▶ [EXERCISE TASK]:
Reproduce all of the material word for word.

Data extracted from a collection:
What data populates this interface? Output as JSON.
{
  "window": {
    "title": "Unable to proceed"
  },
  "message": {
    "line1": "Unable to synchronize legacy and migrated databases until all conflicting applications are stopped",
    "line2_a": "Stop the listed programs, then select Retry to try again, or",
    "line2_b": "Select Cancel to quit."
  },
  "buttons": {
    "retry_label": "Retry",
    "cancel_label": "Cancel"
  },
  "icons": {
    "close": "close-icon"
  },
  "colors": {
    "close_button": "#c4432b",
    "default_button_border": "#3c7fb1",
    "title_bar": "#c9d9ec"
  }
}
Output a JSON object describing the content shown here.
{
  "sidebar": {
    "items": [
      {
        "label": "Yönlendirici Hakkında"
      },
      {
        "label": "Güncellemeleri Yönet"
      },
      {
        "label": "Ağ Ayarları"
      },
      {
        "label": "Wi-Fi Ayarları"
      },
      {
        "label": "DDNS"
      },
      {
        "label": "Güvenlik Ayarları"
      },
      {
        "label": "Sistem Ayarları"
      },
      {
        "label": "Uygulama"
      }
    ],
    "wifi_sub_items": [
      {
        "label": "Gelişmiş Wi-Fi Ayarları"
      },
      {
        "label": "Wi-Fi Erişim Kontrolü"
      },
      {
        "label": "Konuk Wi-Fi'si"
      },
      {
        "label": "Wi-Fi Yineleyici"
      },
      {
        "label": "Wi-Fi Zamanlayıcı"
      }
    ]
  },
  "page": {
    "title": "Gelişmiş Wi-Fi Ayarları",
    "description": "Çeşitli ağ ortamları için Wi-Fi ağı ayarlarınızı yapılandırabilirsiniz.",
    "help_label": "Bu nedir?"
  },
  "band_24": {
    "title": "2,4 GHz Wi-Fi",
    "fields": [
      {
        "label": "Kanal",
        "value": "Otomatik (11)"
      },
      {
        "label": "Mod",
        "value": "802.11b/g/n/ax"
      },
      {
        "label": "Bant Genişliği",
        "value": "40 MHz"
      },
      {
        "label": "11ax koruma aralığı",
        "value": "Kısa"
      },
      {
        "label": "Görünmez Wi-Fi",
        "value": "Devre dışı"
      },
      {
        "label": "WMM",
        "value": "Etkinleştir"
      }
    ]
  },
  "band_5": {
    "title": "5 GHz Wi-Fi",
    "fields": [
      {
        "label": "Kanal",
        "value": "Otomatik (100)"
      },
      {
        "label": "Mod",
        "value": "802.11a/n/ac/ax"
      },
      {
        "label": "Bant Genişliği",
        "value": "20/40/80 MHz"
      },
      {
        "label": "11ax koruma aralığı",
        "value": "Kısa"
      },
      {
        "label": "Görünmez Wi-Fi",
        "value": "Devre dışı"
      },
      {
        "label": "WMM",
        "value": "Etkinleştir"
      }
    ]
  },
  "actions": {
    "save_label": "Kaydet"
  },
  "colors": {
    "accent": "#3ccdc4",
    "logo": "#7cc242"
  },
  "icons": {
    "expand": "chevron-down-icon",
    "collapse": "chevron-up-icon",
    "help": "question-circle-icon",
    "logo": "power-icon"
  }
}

▶ [RESPONSE FOR THIS EXERCISE]:
What data populates this interface? Output as JSON.
{
  "window": {
    "title": "Unable to proceed"
  },
  "message": {
    "line1": "Unable to synchronize legacy and migrated databases until all conflicting applications are stopped",
    "line2_a": "Stop the listed programs, then select Retry to try again, or",
    "line2_b": "Select Cancel to quit."
  },
  "buttons": {
    "retry_label": "Retry",
    "cancel_label": "Cancel"
  },
  "icons": {
    "close": "close-icon"
  },
  "colors": {
    "close_button": "#c4432b",
    "default_button_border": "#3c7fb1",
    "title_bar": "#c9d9ec"
  }
}
Output a JSON object describing the content shown here.
{
  "sidebar": {
    "items": [
      {
        "label": "Yönlendirici Hakkında"
      },
      {
        "label": "Güncellemeleri Yönet"
      },
      {
        "label": "Ağ Ayarları"
      },
      {
        "label": "Wi-Fi Ayarları"
      },
      {
        "label": "DDNS"
      },
      {
        "label": "Güvenlik Ayarları"
      },
      {
        "label": "Sistem Ayarları"
      },
      {
        "label": "Uygulama"
      }
    ],
    "wifi_sub_items": [
      {
        "label": "Gelişmiş Wi-Fi Ayarları"
      },
      {
        "label": "Wi-Fi Erişim Kontrolü"
      },
      {
        "label": "Konuk Wi-Fi'si"
      },
      {
        "label": "Wi-Fi Yineleyici"
      },
      {
        "label": "Wi-Fi Zamanlayıcı"
      }
    ]
  },
  "page": {
    "title": "Gelişmiş Wi-Fi Ayarları",
    "description": "Çeşitli ağ ortamları için Wi-Fi ağı ayarlarınızı yapılandırabilirsiniz.",
    "help_label": "Bu nedir?"
  },
  "band_24": {
    "title": "2,4 GHz Wi-Fi",
    "fields": [
      {
        "label": "Kanal",
        "value": "Otomatik (11)"
      },
      {
        "label": "Mod",
        "value": "802.11b/g/n/ax"
      },
      {
        "label": "Bant Genişliği",
        "value": "40 MHz"
      },
      {
        "label": "11ax koruma aralığı",
        "value": "Kısa"
      },
      {
        "label": "Görünmez Wi-Fi",
        "value": "Devre dışı"
      },
      {
        "label": "WMM",
        "value": "Etkinleştir"
      }
    ]
  },
  "band_5": {
    "title": "5 GHz Wi-Fi",
    "fields": [
      {
        "label": "Kanal",
        "value": "Otomatik (100)"
      },
      {
        "label": "Mod",
        "value": "802.11a/n/ac/ax"
      },
      {
        "label": "Bant Genişliği",
        "value": "20/40/80 MHz"
      },
      {
        "label": "11ax koruma aralığı",
        "value": "Kısa"
      },
      {
        "label": "Görünmez Wi-Fi",
        "value": "Devre dışı"
      },
      {
        "label": "WMM",
        "value": "Etkinleştir"
      }
    ]
  },
  "actions": {
    "save_label": "Kaydet"
  },
  "colors": {
    "accent": "#3ccdc4",
    "logo": "#7cc242"
  },
  "icons": {
    "expand": "chevron-down-icon",
    "collapse": "chevron-up-icon",
    "help": "question-circle-icon",
    "logo": "power-icon"
  }
}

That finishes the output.